• _Material shown_:

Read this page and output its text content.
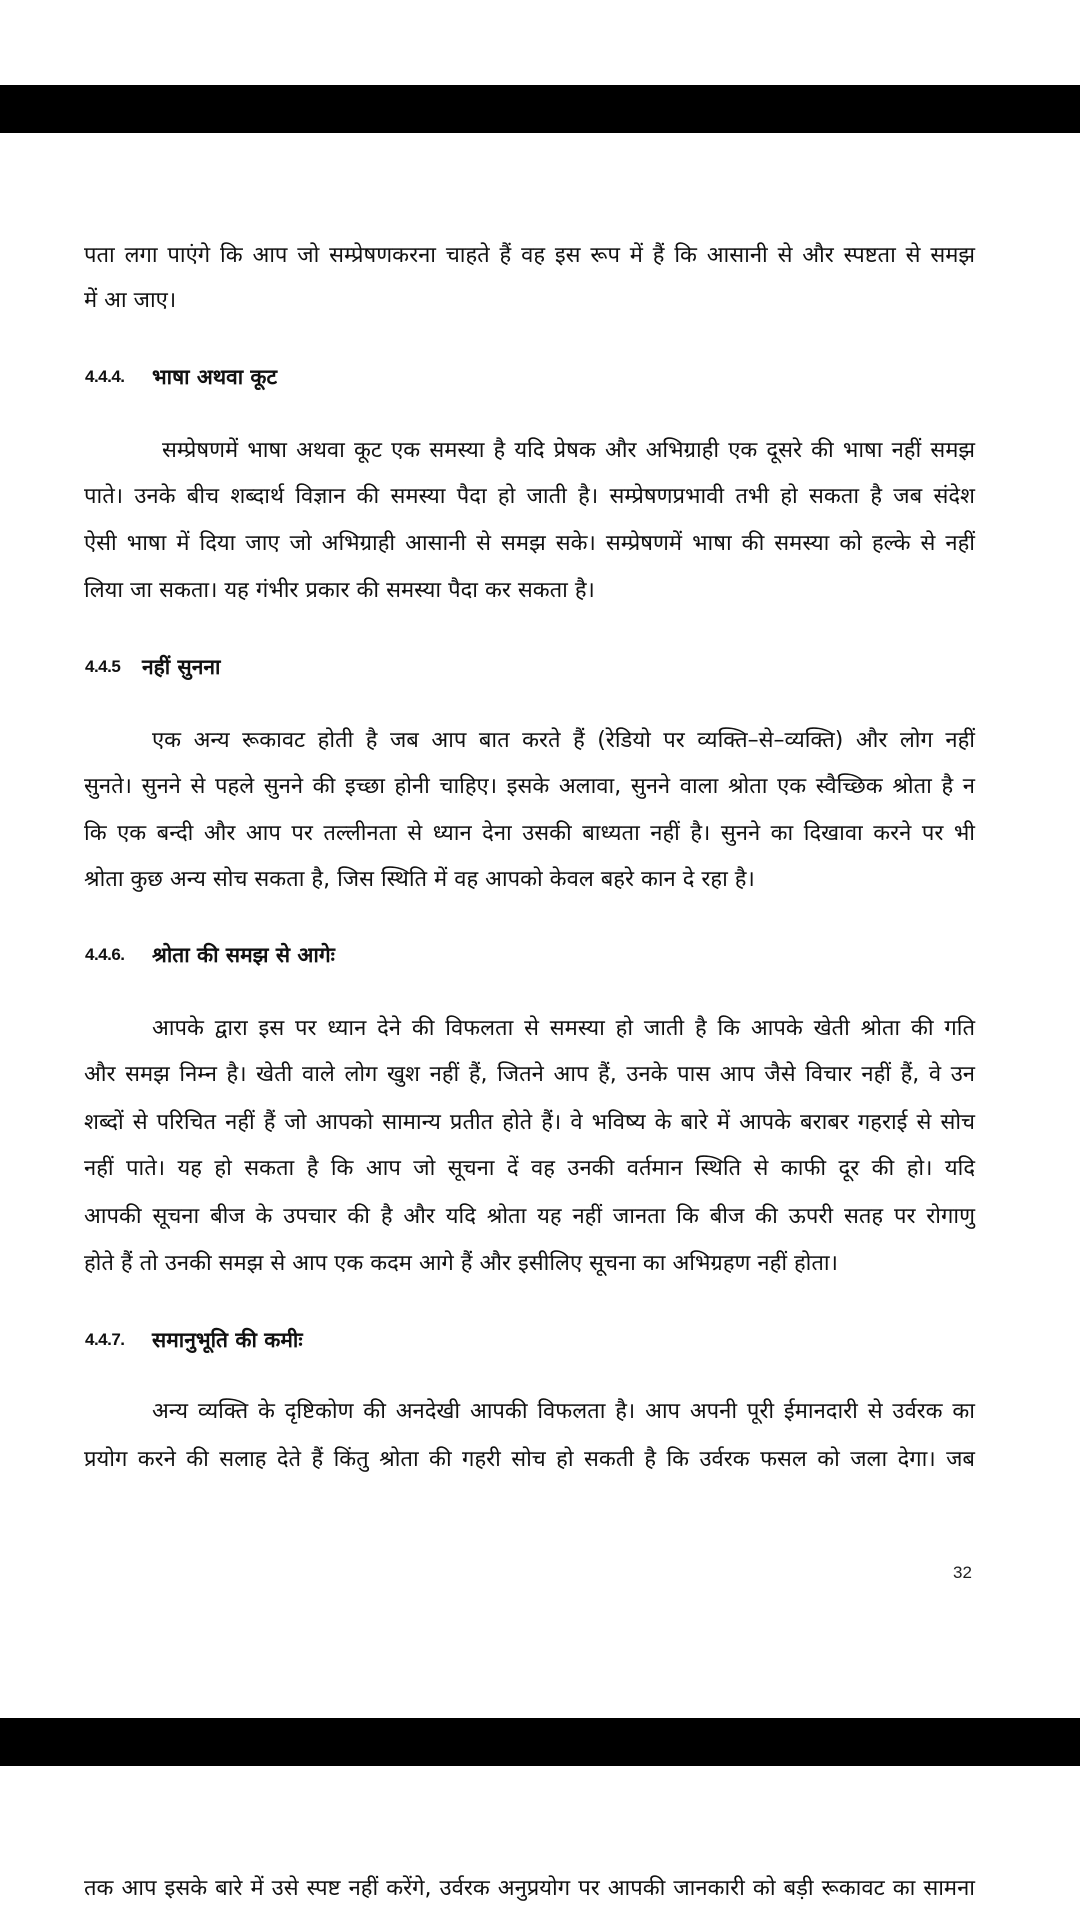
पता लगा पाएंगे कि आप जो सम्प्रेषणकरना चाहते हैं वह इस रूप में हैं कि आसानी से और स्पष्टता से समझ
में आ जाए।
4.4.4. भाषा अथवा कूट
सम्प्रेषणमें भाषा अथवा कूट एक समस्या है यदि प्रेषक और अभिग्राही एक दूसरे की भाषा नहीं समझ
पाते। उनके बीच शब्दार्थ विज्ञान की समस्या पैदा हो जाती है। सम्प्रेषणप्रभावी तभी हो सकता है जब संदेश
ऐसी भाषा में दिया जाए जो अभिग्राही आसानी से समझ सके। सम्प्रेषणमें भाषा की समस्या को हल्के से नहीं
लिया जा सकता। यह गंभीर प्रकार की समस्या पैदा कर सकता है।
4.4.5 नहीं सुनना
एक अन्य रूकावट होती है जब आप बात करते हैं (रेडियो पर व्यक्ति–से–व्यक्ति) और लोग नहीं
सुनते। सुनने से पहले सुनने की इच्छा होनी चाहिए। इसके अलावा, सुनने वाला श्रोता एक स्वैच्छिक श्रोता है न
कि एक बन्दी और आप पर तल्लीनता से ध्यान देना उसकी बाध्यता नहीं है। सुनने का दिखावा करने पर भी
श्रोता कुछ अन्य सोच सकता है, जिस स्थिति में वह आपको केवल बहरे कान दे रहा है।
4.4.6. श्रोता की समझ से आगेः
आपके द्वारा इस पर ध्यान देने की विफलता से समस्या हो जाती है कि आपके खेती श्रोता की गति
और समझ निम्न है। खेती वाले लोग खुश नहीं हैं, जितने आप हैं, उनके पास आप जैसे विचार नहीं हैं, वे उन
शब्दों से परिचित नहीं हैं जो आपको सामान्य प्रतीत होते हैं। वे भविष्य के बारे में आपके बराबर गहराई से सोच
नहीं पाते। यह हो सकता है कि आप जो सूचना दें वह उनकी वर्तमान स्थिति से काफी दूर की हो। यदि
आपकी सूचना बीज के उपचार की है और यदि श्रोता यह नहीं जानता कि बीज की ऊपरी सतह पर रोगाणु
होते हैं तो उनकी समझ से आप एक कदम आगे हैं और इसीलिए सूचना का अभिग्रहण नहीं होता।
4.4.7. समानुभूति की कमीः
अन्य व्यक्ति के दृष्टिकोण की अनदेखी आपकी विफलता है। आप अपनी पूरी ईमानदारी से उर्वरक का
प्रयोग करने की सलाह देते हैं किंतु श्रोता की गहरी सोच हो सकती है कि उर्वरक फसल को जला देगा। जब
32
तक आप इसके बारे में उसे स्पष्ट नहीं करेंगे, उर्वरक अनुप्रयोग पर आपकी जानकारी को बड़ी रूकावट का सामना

--

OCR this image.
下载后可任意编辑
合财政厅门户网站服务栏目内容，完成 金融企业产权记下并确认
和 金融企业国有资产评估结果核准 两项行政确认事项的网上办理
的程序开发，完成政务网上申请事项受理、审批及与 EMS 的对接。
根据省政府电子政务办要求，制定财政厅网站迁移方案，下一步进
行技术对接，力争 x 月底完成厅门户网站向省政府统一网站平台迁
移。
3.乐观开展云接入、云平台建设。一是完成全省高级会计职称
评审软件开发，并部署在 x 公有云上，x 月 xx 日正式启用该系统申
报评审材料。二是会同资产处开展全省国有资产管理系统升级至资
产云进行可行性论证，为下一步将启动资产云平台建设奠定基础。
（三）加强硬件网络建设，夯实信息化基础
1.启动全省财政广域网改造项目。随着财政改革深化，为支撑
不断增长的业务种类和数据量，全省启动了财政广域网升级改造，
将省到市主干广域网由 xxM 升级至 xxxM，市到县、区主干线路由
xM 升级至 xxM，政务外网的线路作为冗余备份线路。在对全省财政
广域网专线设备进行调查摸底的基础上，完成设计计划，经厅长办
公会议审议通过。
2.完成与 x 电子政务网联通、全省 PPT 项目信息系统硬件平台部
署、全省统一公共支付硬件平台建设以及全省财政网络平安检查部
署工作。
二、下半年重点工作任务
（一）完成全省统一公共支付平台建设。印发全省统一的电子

--

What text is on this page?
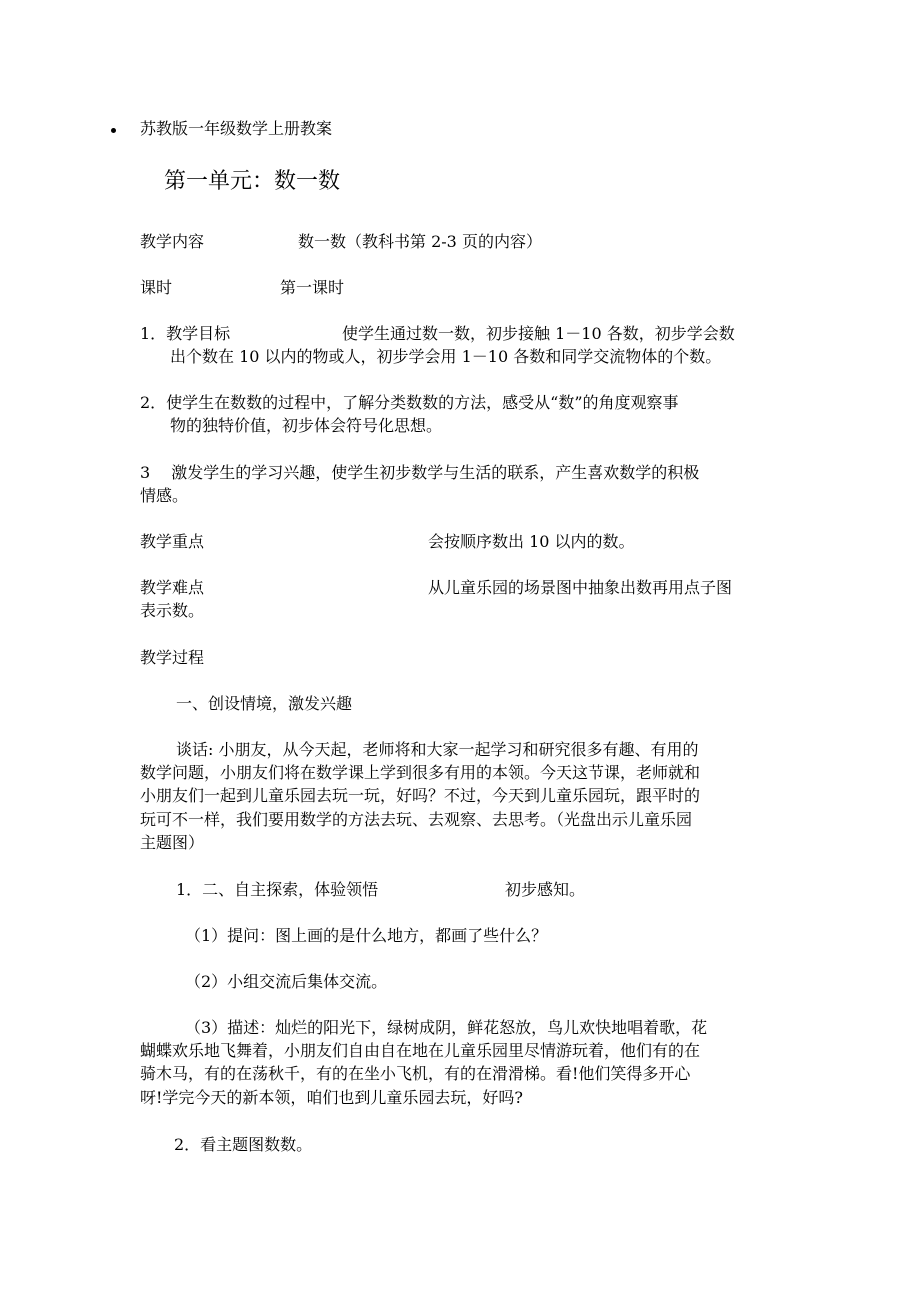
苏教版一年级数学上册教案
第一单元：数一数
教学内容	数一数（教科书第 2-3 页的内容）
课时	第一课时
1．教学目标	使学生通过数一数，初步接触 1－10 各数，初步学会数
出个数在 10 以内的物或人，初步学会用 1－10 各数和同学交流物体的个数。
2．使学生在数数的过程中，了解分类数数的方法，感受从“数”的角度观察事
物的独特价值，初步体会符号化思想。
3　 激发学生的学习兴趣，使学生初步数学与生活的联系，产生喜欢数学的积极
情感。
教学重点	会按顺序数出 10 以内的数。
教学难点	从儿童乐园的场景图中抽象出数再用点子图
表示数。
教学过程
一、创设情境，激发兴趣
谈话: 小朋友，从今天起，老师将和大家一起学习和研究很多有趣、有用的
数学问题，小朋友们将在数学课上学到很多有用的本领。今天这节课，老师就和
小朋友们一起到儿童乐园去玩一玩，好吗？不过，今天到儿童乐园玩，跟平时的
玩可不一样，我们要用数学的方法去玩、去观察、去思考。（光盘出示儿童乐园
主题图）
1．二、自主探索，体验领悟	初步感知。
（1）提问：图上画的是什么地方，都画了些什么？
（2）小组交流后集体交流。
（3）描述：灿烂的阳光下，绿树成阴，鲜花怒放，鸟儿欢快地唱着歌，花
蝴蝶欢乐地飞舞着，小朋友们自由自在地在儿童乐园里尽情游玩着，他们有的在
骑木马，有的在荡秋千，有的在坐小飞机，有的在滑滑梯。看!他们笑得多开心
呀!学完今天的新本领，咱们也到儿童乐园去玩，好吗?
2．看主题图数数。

• _Goal_:
Pull out all lines in the data above that include "text".

• _Answer for the task_:
Read this page and output its text content.
What text is on this page?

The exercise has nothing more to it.